◆ **Goal of the exercise**
Report only the number of lines in this material that include the string "title".

◆ **Listing**
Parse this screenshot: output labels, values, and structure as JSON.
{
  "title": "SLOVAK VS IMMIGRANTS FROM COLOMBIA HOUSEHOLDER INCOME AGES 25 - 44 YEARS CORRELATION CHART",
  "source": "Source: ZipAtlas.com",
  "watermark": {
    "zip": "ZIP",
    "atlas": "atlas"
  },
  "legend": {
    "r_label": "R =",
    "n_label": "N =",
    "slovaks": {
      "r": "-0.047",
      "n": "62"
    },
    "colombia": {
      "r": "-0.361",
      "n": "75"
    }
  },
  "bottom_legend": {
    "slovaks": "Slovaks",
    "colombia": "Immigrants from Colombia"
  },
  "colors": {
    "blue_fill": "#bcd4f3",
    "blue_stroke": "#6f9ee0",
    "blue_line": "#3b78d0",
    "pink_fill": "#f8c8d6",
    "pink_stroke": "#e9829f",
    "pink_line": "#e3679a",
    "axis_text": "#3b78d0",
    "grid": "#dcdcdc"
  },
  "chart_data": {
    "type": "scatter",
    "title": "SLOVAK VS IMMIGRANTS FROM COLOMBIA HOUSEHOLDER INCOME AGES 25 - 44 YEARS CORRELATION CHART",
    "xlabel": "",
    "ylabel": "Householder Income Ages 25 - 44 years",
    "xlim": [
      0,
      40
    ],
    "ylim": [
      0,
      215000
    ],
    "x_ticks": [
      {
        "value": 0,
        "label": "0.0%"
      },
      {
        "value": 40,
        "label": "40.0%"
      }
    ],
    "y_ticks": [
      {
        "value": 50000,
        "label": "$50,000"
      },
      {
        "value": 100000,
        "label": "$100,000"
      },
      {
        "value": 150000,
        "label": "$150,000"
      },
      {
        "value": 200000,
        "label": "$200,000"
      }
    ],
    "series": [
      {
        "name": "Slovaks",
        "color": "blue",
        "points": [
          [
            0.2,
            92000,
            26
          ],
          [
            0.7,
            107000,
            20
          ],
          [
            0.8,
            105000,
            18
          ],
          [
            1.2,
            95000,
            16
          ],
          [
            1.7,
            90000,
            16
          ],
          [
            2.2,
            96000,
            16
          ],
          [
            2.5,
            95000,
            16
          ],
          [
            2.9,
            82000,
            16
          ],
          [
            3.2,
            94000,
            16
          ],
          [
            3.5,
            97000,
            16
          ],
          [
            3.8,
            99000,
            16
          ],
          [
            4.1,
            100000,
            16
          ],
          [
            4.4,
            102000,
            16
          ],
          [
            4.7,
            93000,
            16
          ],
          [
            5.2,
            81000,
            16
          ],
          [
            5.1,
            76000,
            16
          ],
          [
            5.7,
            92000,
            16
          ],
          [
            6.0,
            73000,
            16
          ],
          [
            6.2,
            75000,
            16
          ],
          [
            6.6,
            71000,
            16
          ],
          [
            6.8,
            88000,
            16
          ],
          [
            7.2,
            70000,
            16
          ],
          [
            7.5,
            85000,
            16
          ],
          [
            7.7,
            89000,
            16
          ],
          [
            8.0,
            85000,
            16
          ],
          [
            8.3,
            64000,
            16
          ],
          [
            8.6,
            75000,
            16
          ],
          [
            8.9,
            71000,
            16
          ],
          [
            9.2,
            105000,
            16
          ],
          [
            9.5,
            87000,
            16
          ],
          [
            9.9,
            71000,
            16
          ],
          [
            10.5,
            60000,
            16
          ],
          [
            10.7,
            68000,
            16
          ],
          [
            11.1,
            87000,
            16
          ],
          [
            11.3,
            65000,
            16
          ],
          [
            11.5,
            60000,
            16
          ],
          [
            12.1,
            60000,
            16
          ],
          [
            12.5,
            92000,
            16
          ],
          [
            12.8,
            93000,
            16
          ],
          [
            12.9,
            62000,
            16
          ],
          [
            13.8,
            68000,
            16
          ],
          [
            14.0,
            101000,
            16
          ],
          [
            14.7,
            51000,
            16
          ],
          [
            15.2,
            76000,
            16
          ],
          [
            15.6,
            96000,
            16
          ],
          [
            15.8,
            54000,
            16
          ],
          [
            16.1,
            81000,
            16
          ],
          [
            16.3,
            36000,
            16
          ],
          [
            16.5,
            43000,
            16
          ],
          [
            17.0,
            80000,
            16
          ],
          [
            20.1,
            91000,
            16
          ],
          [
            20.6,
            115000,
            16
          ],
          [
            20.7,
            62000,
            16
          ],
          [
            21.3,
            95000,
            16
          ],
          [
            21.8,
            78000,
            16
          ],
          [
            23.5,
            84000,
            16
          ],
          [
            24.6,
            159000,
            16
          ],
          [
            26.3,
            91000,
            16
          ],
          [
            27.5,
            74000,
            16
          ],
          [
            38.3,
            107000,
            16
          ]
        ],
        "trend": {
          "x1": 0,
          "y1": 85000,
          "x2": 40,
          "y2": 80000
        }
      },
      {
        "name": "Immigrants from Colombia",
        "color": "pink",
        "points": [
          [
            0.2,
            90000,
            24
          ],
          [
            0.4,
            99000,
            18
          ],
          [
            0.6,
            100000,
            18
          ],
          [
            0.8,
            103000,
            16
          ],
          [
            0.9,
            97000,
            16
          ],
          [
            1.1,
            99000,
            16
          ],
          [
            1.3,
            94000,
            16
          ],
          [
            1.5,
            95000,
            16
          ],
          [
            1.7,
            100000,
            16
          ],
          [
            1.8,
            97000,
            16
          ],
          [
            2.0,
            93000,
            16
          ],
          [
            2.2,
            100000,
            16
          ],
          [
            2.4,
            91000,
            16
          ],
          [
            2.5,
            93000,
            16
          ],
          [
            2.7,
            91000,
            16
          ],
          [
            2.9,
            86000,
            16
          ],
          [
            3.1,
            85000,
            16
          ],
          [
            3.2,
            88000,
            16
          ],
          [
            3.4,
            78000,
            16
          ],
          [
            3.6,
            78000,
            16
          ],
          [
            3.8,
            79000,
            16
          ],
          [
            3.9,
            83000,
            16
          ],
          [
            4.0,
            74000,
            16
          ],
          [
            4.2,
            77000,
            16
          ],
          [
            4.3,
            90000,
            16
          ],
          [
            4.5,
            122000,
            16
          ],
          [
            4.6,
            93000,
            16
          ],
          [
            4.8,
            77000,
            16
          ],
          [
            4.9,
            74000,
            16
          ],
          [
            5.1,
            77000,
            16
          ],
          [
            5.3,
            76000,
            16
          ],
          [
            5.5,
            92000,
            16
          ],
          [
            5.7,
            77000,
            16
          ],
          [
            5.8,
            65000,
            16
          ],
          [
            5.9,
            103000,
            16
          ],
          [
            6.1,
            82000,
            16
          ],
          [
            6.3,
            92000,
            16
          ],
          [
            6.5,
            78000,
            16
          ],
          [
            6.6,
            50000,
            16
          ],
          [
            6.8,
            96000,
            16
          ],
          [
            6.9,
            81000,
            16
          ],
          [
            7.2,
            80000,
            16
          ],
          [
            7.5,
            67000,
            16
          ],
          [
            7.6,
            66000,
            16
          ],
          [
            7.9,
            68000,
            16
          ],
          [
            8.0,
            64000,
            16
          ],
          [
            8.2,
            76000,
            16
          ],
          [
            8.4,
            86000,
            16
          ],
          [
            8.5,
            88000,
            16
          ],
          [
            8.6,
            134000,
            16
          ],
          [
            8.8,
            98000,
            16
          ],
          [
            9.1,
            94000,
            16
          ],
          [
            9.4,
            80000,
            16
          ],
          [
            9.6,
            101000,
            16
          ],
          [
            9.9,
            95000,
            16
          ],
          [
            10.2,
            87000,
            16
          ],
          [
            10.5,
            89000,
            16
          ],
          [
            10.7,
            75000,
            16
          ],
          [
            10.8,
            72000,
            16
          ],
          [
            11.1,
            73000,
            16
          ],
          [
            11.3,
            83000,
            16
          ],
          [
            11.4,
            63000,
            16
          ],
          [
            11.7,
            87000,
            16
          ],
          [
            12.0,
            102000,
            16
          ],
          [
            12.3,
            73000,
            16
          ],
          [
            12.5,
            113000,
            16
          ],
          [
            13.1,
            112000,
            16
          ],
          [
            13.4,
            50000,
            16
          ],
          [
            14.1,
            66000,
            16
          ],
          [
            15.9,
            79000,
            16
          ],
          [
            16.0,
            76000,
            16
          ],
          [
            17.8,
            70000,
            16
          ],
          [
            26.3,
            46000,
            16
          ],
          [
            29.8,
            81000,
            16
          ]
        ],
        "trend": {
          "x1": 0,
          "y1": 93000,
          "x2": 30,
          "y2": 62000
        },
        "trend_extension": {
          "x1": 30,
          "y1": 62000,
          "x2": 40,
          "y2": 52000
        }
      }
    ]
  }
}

◆ **Written solution**
2